» **Information shown**:

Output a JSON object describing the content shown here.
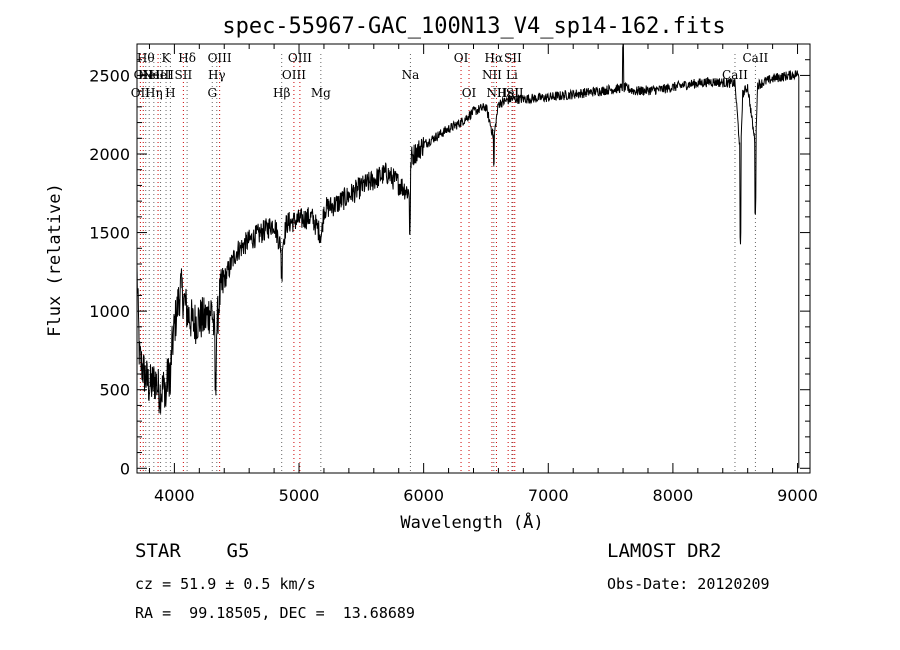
{
  "chart_data": {
    "type": "line",
    "title": "spec-55967-GAC_100N13_V4_sp14-162.fits",
    "xlabel": "Wavelength (Å)",
    "ylabel": "Flux (relative)",
    "xlim": [
      3700,
      9100
    ],
    "ylim": [
      -30,
      2700
    ],
    "x_ticks": [
      4000,
      5000,
      6000,
      7000,
      8000,
      9000
    ],
    "y_ticks": [
      0,
      500,
      1000,
      1500,
      2000,
      2500
    ],
    "grid": false,
    "series_color": "#000000",
    "line_marker_color_emission": "#cc0000",
    "line_marker_color_absorption": "#666666",
    "spectrum_knots": [
      [
        3700,
        1250
      ],
      [
        3720,
        700
      ],
      [
        3760,
        600
      ],
      [
        3800,
        520
      ],
      [
        3850,
        560
      ],
      [
        3880,
        480
      ],
      [
        3920,
        520
      ],
      [
        3960,
        600
      ],
      [
        4000,
        900
      ],
      [
        4050,
        1150
      ],
      [
        4100,
        1000
      ],
      [
        4150,
        920
      ],
      [
        4200,
        950
      ],
      [
        4250,
        950
      ],
      [
        4300,
        1020
      ],
      [
        4330,
        780
      ],
      [
        4360,
        1080
      ],
      [
        4400,
        1200
      ],
      [
        4500,
        1380
      ],
      [
        4600,
        1450
      ],
      [
        4700,
        1500
      ],
      [
        4800,
        1560
      ],
      [
        4860,
        1390
      ],
      [
        4900,
        1560
      ],
      [
        5000,
        1580
      ],
      [
        5100,
        1600
      ],
      [
        5180,
        1480
      ],
      [
        5200,
        1650
      ],
      [
        5300,
        1680
      ],
      [
        5500,
        1790
      ],
      [
        5700,
        1880
      ],
      [
        5890,
        1750
      ],
      [
        5900,
        1980
      ],
      [
        6000,
        2060
      ],
      [
        6200,
        2160
      ],
      [
        6300,
        2200
      ],
      [
        6400,
        2270
      ],
      [
        6500,
        2300
      ],
      [
        6563,
        2100
      ],
      [
        6600,
        2320
      ],
      [
        6700,
        2350
      ],
      [
        6800,
        2350
      ],
      [
        7000,
        2360
      ],
      [
        7200,
        2380
      ],
      [
        7400,
        2400
      ],
      [
        7590,
        2420
      ],
      [
        7620,
        2420
      ],
      [
        7700,
        2400
      ],
      [
        7900,
        2410
      ],
      [
        8100,
        2440
      ],
      [
        8300,
        2460
      ],
      [
        8498,
        2450
      ],
      [
        8542,
        1990
      ],
      [
        8560,
        2380
      ],
      [
        8600,
        2430
      ],
      [
        8662,
        2050
      ],
      [
        8680,
        2440
      ],
      [
        8800,
        2480
      ],
      [
        9000,
        2510
      ],
      [
        9010,
        2500
      ]
    ],
    "spectrum_noise": 45,
    "absorption_features": [
      {
        "x": 5890,
        "depth": 230
      },
      {
        "x": 6563,
        "depth": 180
      },
      {
        "x": 8542,
        "depth": 580
      },
      {
        "x": 8662,
        "depth": 420
      },
      {
        "x": 4330,
        "depth": 280
      },
      {
        "x": 4861,
        "depth": 150
      },
      {
        "x": 3933,
        "depth": 150
      },
      {
        "x": 3968,
        "depth": 150
      }
    ],
    "emission_spikes": [
      {
        "x": 7600,
        "height": 280
      }
    ],
    "lines": [
      {
        "wl": 3727,
        "label": "OII",
        "type": "em",
        "row": 2
      },
      {
        "wl": 3750,
        "label": "OII",
        "type": "em",
        "row": 1
      },
      {
        "wl": 3770,
        "label": "Hθ",
        "type": "abs",
        "row": 0
      },
      {
        "wl": 3798,
        "label": "HeI",
        "type": "abs",
        "row": 1
      },
      {
        "wl": 3835,
        "label": "Hη",
        "type": "abs",
        "row": 2
      },
      {
        "wl": 3869,
        "label": "NeIII",
        "type": "em",
        "row": 1
      },
      {
        "wl": 3889,
        "label": "HeI",
        "type": "abs",
        "row": 1
      },
      {
        "wl": 3933,
        "label": "K",
        "type": "abs",
        "row": 0
      },
      {
        "wl": 3968,
        "label": "H",
        "type": "abs",
        "row": 2
      },
      {
        "wl": 4072,
        "label": "SII",
        "type": "em",
        "row": 1
      },
      {
        "wl": 4102,
        "label": "Hδ",
        "type": "abs",
        "row": 0
      },
      {
        "wl": 4304,
        "label": "G",
        "type": "abs",
        "row": 2
      },
      {
        "wl": 4340,
        "label": "Hγ",
        "type": "abs",
        "row": 1
      },
      {
        "wl": 4363,
        "label": "OIII",
        "type": "em",
        "row": 0
      },
      {
        "wl": 4861,
        "label": "Hβ",
        "type": "abs",
        "row": 2
      },
      {
        "wl": 4959,
        "label": "OIII",
        "type": "em",
        "row": 1
      },
      {
        "wl": 5007,
        "label": "OIII",
        "type": "em",
        "row": 0
      },
      {
        "wl": 5175,
        "label": "Mg",
        "type": "abs",
        "row": 2
      },
      {
        "wl": 5894,
        "label": "Na",
        "type": "abs",
        "row": 1
      },
      {
        "wl": 6300,
        "label": "OI",
        "type": "em",
        "row": 0
      },
      {
        "wl": 6364,
        "label": "OI",
        "type": "em",
        "row": 2
      },
      {
        "wl": 6548,
        "label": "NII",
        "type": "em",
        "row": 1
      },
      {
        "wl": 6563,
        "label": "Hα",
        "type": "abs",
        "row": 0
      },
      {
        "wl": 6584,
        "label": "NII",
        "type": "em",
        "row": 2
      },
      {
        "wl": 6678,
        "label": "HeI",
        "type": "em",
        "row": 2
      },
      {
        "wl": 6708,
        "label": "Li",
        "type": "abs",
        "row": 1
      },
      {
        "wl": 6716,
        "label": "SII",
        "type": "em",
        "row": 0
      },
      {
        "wl": 6731,
        "label": "SII",
        "type": "em",
        "row": 2
      },
      {
        "wl": 8498,
        "label": "CaII",
        "type": "abs",
        "row": 1
      },
      {
        "wl": 8662,
        "label": "CaII",
        "type": "abs",
        "row": 0
      }
    ]
  },
  "info": {
    "class_label": "STAR",
    "subclass": "G5",
    "survey": "LAMOST DR2",
    "cz": "cz = 51.9 ± 0.5 km/s",
    "obs_date": "Obs-Date: 20120209",
    "coords": "RA =  99.18505, DEC =  13.68689"
  }
}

» **Set task**: Every entry above should be duplicated exactly. Do not include the images.

» **Output below**:
Output a JSON object describing the content shown here.
{
  "chart_data": {
    "type": "line",
    "title": "spec-55967-GAC_100N13_V4_sp14-162.fits",
    "xlabel": "Wavelength (Å)",
    "ylabel": "Flux (relative)",
    "xlim": [
      3700,
      9100
    ],
    "ylim": [
      -30,
      2700
    ],
    "x_ticks": [
      4000,
      5000,
      6000,
      7000,
      8000,
      9000
    ],
    "y_ticks": [
      0,
      500,
      1000,
      1500,
      2000,
      2500
    ],
    "grid": false,
    "series_color": "#000000",
    "line_marker_color_emission": "#cc0000",
    "line_marker_color_absorption": "#666666",
    "spectrum_knots": [
      [
        3700,
        1250
      ],
      [
        3720,
        700
      ],
      [
        3760,
        600
      ],
      [
        3800,
        520
      ],
      [
        3850,
        560
      ],
      [
        3880,
        480
      ],
      [
        3920,
        520
      ],
      [
        3960,
        600
      ],
      [
        4000,
        900
      ],
      [
        4050,
        1150
      ],
      [
        4100,
        1000
      ],
      [
        4150,
        920
      ],
      [
        4200,
        950
      ],
      [
        4250,
        950
      ],
      [
        4300,
        1020
      ],
      [
        4330,
        780
      ],
      [
        4360,
        1080
      ],
      [
        4400,
        1200
      ],
      [
        4500,
        1380
      ],
      [
        4600,
        1450
      ],
      [
        4700,
        1500
      ],
      [
        4800,
        1560
      ],
      [
        4860,
        1390
      ],
      [
        4900,
        1560
      ],
      [
        5000,
        1580
      ],
      [
        5100,
        1600
      ],
      [
        5180,
        1480
      ],
      [
        5200,
        1650
      ],
      [
        5300,
        1680
      ],
      [
        5500,
        1790
      ],
      [
        5700,
        1880
      ],
      [
        5890,
        1750
      ],
      [
        5900,
        1980
      ],
      [
        6000,
        2060
      ],
      [
        6200,
        2160
      ],
      [
        6300,
        2200
      ],
      [
        6400,
        2270
      ],
      [
        6500,
        2300
      ],
      [
        6563,
        2100
      ],
      [
        6600,
        2320
      ],
      [
        6700,
        2350
      ],
      [
        6800,
        2350
      ],
      [
        7000,
        2360
      ],
      [
        7200,
        2380
      ],
      [
        7400,
        2400
      ],
      [
        7590,
        2420
      ],
      [
        7620,
        2420
      ],
      [
        7700,
        2400
      ],
      [
        7900,
        2410
      ],
      [
        8100,
        2440
      ],
      [
        8300,
        2460
      ],
      [
        8498,
        2450
      ],
      [
        8542,
        1990
      ],
      [
        8560,
        2380
      ],
      [
        8600,
        2430
      ],
      [
        8662,
        2050
      ],
      [
        8680,
        2440
      ],
      [
        8800,
        2480
      ],
      [
        9000,
        2510
      ],
      [
        9010,
        2500
      ]
    ],
    "spectrum_noise": 45,
    "absorption_features": [
      {
        "x": 5890,
        "depth": 230
      },
      {
        "x": 6563,
        "depth": 180
      },
      {
        "x": 8542,
        "depth": 580
      },
      {
        "x": 8662,
        "depth": 420
      },
      {
        "x": 4330,
        "depth": 280
      },
      {
        "x": 4861,
        "depth": 150
      },
      {
        "x": 3933,
        "depth": 150
      },
      {
        "x": 3968,
        "depth": 150
      }
    ],
    "emission_spikes": [
      {
        "x": 7600,
        "height": 280
      }
    ],
    "lines": [
      {
        "wl": 3727,
        "label": "OII",
        "type": "em",
        "row": 2
      },
      {
        "wl": 3750,
        "label": "OII",
        "type": "em",
        "row": 1
      },
      {
        "wl": 3770,
        "label": "Hθ",
        "type": "abs",
        "row": 0
      },
      {
        "wl": 3798,
        "label": "HeI",
        "type": "abs",
        "row": 1
      },
      {
        "wl": 3835,
        "label": "Hη",
        "type": "abs",
        "row": 2
      },
      {
        "wl": 3869,
        "label": "NeIII",
        "type": "em",
        "row": 1
      },
      {
        "wl": 3889,
        "label": "HeI",
        "type": "abs",
        "row": 1
      },
      {
        "wl": 3933,
        "label": "K",
        "type": "abs",
        "row": 0
      },
      {
        "wl": 3968,
        "label": "H",
        "type": "abs",
        "row": 2
      },
      {
        "wl": 4072,
        "label": "SII",
        "type": "em",
        "row": 1
      },
      {
        "wl": 4102,
        "label": "Hδ",
        "type": "abs",
        "row": 0
      },
      {
        "wl": 4304,
        "label": "G",
        "type": "abs",
        "row": 2
      },
      {
        "wl": 4340,
        "label": "Hγ",
        "type": "abs",
        "row": 1
      },
      {
        "wl": 4363,
        "label": "OIII",
        "type": "em",
        "row": 0
      },
      {
        "wl": 4861,
        "label": "Hβ",
        "type": "abs",
        "row": 2
      },
      {
        "wl": 4959,
        "label": "OIII",
        "type": "em",
        "row": 1
      },
      {
        "wl": 5007,
        "label": "OIII",
        "type": "em",
        "row": 0
      },
      {
        "wl": 5175,
        "label": "Mg",
        "type": "abs",
        "row": 2
      },
      {
        "wl": 5894,
        "label": "Na",
        "type": "abs",
        "row": 1
      },
      {
        "wl": 6300,
        "label": "OI",
        "type": "em",
        "row": 0
      },
      {
        "wl": 6364,
        "label": "OI",
        "type": "em",
        "row": 2
      },
      {
        "wl": 6548,
        "label": "NII",
        "type": "em",
        "row": 1
      },
      {
        "wl": 6563,
        "label": "Hα",
        "type": "abs",
        "row": 0
      },
      {
        "wl": 6584,
        "label": "NII",
        "type": "em",
        "row": 2
      },
      {
        "wl": 6678,
        "label": "HeI",
        "type": "em",
        "row": 2
      },
      {
        "wl": 6708,
        "label": "Li",
        "type": "abs",
        "row": 1
      },
      {
        "wl": 6716,
        "label": "SII",
        "type": "em",
        "row": 0
      },
      {
        "wl": 6731,
        "label": "SII",
        "type": "em",
        "row": 2
      },
      {
        "wl": 8498,
        "label": "CaII",
        "type": "abs",
        "row": 1
      },
      {
        "wl": 8662,
        "label": "CaII",
        "type": "abs",
        "row": 0
      }
    ]
  },
  "info": {
    "class_label": "STAR",
    "subclass": "G5",
    "survey": "LAMOST DR2",
    "cz": "cz = 51.9 ± 0.5 km/s",
    "obs_date": "Obs-Date: 20120209",
    "coords": "RA =  99.18505, DEC =  13.68689"
  }
}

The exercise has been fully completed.